TRY IT: Of all the lines in the records below, copy only those that contain the string "this".

AVAILABLE DATA:
++++

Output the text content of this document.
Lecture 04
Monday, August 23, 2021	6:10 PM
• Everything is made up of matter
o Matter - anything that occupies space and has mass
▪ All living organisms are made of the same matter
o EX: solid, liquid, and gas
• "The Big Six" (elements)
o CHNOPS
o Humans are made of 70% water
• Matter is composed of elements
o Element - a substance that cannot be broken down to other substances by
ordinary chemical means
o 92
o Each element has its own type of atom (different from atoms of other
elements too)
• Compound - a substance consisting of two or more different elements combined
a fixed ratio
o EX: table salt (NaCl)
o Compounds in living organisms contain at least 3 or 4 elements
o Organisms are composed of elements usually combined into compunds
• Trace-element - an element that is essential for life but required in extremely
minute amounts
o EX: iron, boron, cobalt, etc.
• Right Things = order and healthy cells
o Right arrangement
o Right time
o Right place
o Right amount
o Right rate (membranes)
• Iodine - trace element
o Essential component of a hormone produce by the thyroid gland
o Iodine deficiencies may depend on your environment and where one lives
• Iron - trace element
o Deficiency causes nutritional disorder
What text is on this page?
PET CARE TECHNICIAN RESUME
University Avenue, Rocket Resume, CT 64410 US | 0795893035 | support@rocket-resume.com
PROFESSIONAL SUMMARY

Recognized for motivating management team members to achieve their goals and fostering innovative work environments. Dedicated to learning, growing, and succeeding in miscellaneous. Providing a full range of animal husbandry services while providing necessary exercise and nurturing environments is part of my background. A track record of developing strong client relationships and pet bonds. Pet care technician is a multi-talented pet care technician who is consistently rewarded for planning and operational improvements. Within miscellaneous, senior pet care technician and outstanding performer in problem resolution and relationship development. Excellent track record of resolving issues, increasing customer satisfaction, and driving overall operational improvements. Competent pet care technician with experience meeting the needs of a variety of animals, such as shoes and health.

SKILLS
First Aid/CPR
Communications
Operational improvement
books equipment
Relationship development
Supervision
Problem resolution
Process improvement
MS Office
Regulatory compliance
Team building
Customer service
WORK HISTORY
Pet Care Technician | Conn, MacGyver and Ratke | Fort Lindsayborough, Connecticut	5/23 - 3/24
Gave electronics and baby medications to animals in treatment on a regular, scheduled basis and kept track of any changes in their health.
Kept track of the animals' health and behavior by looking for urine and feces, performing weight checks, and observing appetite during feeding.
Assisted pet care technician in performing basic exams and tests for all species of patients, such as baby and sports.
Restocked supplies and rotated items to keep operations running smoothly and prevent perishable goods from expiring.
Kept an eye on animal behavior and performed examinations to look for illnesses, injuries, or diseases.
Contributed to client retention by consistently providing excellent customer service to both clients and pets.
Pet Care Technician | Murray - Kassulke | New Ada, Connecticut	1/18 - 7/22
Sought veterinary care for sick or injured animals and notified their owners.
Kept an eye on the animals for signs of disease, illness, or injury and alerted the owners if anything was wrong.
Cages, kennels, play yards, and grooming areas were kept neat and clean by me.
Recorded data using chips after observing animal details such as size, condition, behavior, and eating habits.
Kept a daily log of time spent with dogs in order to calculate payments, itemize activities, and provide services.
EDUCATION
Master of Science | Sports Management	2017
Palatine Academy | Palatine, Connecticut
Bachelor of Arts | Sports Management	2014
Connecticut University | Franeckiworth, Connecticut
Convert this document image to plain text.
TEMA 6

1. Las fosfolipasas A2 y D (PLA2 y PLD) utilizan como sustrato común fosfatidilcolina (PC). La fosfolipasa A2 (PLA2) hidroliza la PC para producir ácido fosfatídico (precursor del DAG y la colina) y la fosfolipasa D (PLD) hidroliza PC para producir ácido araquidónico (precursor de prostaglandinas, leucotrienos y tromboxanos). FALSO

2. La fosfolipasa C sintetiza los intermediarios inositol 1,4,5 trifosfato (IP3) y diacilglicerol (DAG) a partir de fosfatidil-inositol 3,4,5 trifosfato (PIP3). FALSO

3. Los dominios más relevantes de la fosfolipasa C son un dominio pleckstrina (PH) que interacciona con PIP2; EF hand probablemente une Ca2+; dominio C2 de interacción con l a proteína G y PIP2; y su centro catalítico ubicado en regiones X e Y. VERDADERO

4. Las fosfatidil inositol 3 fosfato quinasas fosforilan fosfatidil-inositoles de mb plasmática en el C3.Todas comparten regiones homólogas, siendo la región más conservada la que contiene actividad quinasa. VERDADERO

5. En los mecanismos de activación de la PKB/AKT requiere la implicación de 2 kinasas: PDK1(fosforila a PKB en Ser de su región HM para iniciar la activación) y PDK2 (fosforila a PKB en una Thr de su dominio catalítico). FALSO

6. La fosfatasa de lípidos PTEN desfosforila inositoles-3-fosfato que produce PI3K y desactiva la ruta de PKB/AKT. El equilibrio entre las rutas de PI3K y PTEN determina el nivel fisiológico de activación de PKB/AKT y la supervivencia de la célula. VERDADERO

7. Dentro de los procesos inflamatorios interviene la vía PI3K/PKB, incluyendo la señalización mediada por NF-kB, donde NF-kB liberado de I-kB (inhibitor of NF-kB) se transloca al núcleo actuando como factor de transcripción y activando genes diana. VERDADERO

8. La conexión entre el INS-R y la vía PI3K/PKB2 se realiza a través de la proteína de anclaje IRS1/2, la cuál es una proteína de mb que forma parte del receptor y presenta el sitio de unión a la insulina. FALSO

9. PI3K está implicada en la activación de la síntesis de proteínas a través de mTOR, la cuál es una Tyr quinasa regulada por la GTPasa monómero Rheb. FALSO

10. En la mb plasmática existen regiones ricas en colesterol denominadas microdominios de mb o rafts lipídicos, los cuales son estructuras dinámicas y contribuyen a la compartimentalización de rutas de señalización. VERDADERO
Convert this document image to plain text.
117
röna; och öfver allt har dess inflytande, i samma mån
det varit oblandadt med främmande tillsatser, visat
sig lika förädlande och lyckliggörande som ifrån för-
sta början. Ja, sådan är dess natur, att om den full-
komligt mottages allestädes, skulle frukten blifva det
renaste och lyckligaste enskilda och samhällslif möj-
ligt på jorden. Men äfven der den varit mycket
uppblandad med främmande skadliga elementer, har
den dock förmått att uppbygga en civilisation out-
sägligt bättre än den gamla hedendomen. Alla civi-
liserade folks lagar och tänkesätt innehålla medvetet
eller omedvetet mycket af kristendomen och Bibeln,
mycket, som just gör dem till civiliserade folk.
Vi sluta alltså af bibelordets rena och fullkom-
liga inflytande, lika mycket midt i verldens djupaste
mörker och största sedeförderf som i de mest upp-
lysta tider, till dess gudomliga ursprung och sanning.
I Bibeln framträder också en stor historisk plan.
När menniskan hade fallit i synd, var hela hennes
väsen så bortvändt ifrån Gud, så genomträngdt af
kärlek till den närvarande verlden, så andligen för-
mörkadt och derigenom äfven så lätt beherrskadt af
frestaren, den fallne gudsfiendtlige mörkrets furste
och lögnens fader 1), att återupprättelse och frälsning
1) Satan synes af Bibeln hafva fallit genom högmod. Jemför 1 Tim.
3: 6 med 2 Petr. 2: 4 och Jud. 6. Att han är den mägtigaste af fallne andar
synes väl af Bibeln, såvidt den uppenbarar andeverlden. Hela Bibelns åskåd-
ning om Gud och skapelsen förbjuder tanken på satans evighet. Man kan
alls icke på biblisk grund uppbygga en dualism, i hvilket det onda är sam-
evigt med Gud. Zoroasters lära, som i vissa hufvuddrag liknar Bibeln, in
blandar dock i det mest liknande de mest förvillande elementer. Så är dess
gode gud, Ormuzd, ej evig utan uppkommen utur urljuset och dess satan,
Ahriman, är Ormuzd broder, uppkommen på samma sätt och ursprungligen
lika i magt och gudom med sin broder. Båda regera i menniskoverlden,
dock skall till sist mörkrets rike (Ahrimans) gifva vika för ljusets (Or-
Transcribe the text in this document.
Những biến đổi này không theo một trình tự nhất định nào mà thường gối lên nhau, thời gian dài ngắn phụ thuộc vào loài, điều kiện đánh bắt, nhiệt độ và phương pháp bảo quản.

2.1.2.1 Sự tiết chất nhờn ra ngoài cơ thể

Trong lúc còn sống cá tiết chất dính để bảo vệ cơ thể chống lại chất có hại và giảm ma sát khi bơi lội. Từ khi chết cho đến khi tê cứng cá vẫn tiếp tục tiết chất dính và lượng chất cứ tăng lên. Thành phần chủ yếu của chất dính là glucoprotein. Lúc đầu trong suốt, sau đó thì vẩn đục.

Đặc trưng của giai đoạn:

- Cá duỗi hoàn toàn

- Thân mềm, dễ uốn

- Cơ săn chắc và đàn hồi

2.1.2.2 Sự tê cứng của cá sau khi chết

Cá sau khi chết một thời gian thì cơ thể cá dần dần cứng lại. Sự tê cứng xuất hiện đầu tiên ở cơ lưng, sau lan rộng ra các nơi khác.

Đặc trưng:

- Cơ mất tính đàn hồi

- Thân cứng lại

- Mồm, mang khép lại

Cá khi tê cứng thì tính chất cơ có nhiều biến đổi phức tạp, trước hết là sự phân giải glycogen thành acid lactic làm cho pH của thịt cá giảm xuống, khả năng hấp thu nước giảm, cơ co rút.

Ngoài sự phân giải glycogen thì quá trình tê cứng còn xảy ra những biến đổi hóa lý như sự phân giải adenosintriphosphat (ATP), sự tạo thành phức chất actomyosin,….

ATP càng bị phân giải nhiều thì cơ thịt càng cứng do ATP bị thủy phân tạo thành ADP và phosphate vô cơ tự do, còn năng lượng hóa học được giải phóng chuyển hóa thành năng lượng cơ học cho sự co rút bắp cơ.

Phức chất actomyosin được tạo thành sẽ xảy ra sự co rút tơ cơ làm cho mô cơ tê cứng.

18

++++

ANSWER FOR THE TASK:
Output the text content of this document.
What text is on this page?
Convert this document image to plain text.
Convert this document image to plain text.
Transcribe the text in this document.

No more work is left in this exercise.